[Start Exercise material]
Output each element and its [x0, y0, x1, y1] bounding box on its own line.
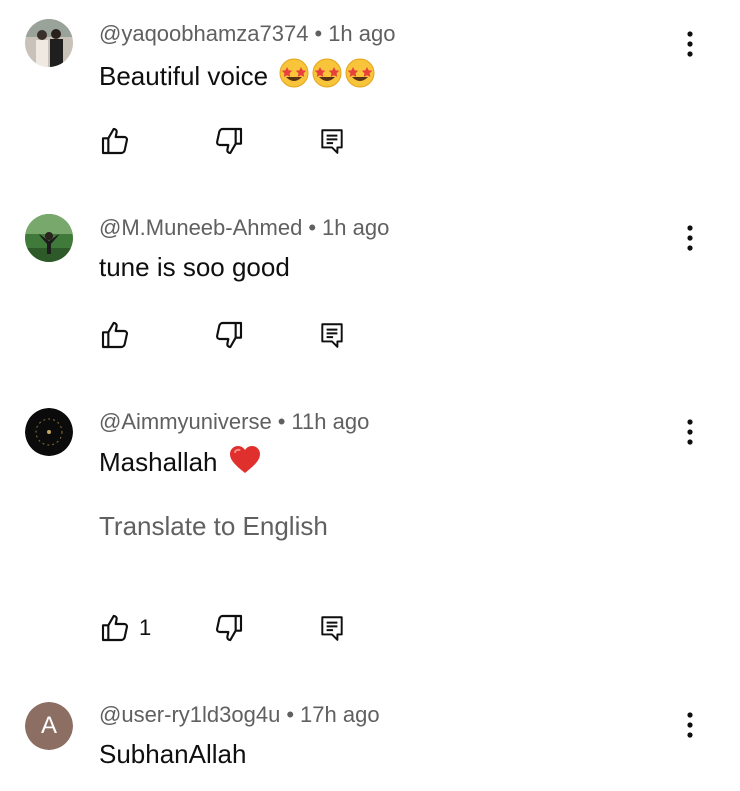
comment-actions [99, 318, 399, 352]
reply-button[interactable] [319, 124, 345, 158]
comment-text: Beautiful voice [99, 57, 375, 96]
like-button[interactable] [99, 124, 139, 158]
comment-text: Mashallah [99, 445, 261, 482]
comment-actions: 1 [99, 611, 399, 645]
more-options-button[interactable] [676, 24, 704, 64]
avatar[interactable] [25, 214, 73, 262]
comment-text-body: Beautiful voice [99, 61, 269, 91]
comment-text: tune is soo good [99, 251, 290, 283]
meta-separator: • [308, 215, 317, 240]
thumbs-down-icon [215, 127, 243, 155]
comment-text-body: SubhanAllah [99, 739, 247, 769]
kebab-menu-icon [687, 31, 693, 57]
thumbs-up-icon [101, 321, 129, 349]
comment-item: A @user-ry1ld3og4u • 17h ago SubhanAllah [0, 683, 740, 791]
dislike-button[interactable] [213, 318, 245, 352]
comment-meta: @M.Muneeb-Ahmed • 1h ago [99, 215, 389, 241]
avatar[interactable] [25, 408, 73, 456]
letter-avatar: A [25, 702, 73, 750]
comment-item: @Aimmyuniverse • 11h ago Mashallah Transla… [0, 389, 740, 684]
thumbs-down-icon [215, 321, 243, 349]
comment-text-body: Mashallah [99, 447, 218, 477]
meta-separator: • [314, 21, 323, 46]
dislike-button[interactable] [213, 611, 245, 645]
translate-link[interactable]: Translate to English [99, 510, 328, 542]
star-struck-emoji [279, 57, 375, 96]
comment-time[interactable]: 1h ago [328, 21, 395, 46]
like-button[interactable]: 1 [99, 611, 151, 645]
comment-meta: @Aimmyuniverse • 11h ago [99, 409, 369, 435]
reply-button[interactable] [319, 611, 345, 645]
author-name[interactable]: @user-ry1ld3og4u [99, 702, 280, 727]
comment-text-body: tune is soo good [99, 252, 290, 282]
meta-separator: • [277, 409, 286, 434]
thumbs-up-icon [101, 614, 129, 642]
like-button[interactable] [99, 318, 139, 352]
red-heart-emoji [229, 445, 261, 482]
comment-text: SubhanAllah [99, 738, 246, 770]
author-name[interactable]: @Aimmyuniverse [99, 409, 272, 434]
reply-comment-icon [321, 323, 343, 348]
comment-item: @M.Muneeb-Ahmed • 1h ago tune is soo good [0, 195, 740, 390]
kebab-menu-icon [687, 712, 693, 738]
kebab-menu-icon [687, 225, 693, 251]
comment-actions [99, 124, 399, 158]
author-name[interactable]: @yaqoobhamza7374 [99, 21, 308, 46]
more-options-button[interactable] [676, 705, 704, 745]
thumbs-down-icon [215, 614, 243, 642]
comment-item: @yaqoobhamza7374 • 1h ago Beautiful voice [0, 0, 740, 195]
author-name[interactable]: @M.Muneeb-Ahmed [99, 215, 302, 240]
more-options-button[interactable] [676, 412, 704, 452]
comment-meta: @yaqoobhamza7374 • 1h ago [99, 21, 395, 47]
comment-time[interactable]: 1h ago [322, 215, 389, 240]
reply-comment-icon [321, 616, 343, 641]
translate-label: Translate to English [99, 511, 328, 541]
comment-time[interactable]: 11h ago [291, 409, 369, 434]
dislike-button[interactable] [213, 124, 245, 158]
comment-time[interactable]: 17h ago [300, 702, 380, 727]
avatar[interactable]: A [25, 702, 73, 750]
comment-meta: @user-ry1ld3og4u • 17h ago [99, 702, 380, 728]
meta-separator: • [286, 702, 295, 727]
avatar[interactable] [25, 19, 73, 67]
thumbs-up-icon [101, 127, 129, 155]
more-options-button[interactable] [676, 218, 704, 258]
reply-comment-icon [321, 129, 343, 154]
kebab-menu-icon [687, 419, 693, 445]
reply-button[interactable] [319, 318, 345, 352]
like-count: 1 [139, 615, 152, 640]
[End Exercise material]
Reproduce every line of the listing above word for word, omitting the picture.

Correct response:
Output each element and its [x0, y0, x1, y1] bounding box on its own line.
comment-actions [99, 318, 399, 352]
reply-button[interactable] [319, 124, 345, 158]
comment-text: Beautiful voice [99, 57, 375, 96]
like-button[interactable] [99, 124, 139, 158]
comment-text: Mashallah [99, 445, 261, 482]
comment-actions: 1 [99, 611, 399, 645]
more-options-button[interactable] [676, 24, 704, 64]
avatar[interactable] [25, 214, 73, 262]
comment-text-body: Beautiful voice [99, 61, 269, 91]
comment-text: tune is soo good [99, 251, 290, 283]
meta-separator: • [308, 215, 317, 240]
thumbs-down-icon [215, 127, 243, 155]
comment-text-body: SubhanAllah [99, 739, 247, 769]
kebab-menu-icon [687, 31, 693, 57]
thumbs-up-icon [101, 321, 129, 349]
comment-item: A @user-ry1ld3og4u • 17h ago SubhanAllah [0, 683, 740, 791]
dislike-button[interactable] [213, 318, 245, 352]
comment-meta: @M.Muneeb-Ahmed • 1h ago [99, 215, 389, 241]
avatar[interactable] [25, 408, 73, 456]
letter-avatar: A [25, 702, 73, 750]
comment-item: @Aimmyuniverse • 11h ago Mashallah Transla… [0, 389, 740, 684]
thumbs-down-icon [215, 321, 243, 349]
comment-text-body: Mashallah [99, 447, 218, 477]
meta-separator: • [314, 21, 323, 46]
dislike-button[interactable] [213, 611, 245, 645]
translate-link[interactable]: Translate to English [99, 510, 328, 542]
star-struck-emoji [279, 57, 375, 96]
comment-time[interactable]: 1h ago [328, 21, 395, 46]
like-button[interactable]: 1 [99, 611, 151, 645]
comment-meta: @Aimmyuniverse • 11h ago [99, 409, 369, 435]
reply-button[interactable] [319, 611, 345, 645]
author-name[interactable]: @user-ry1ld3og4u [99, 702, 280, 727]
comment-text-body: tune is soo good [99, 252, 290, 282]
meta-separator: • [277, 409, 286, 434]
thumbs-up-icon [101, 614, 129, 642]
like-button[interactable] [99, 318, 139, 352]
red-heart-emoji [229, 445, 261, 482]
comment-text: SubhanAllah [99, 738, 246, 770]
author-name[interactable]: @Aimmyuniverse [99, 409, 272, 434]
reply-comment-icon [321, 323, 343, 348]
comment-item: @M.Muneeb-Ahmed • 1h ago tune is soo good [0, 195, 740, 390]
kebab-menu-icon [687, 712, 693, 738]
kebab-menu-icon [687, 225, 693, 251]
comment-actions [99, 124, 399, 158]
author-name[interactable]: @yaqoobhamza7374 [99, 21, 308, 46]
more-options-button[interactable] [676, 705, 704, 745]
thumbs-down-icon [215, 614, 243, 642]
comment-item: @yaqoobhamza7374 • 1h ago Beautiful voice [0, 0, 740, 195]
author-name[interactable]: @M.Muneeb-Ahmed [99, 215, 302, 240]
more-options-button[interactable] [676, 412, 704, 452]
comment-meta: @yaqoobhamza7374 • 1h ago [99, 21, 395, 47]
comment-time[interactable]: 1h ago [322, 215, 389, 240]
reply-comment-icon [321, 616, 343, 641]
translate-label: Translate to English [99, 511, 328, 541]
comment-time[interactable]: 11h ago [291, 409, 369, 434]
dislike-button[interactable] [213, 124, 245, 158]
comment-time[interactable]: 17h ago [300, 702, 380, 727]
avatar[interactable]: A [25, 702, 73, 750]
comment-meta: @user-ry1ld3og4u • 17h ago [99, 702, 380, 728]
meta-separator: • [286, 702, 295, 727]
avatar[interactable] [25, 19, 73, 67]
thumbs-up-icon [101, 127, 129, 155]
more-options-button[interactable] [676, 218, 704, 258]
reply-comment-icon [321, 129, 343, 154]
kebab-menu-icon [687, 419, 693, 445]
reply-button[interactable] [319, 318, 345, 352]
like-count: 1 [139, 615, 152, 640]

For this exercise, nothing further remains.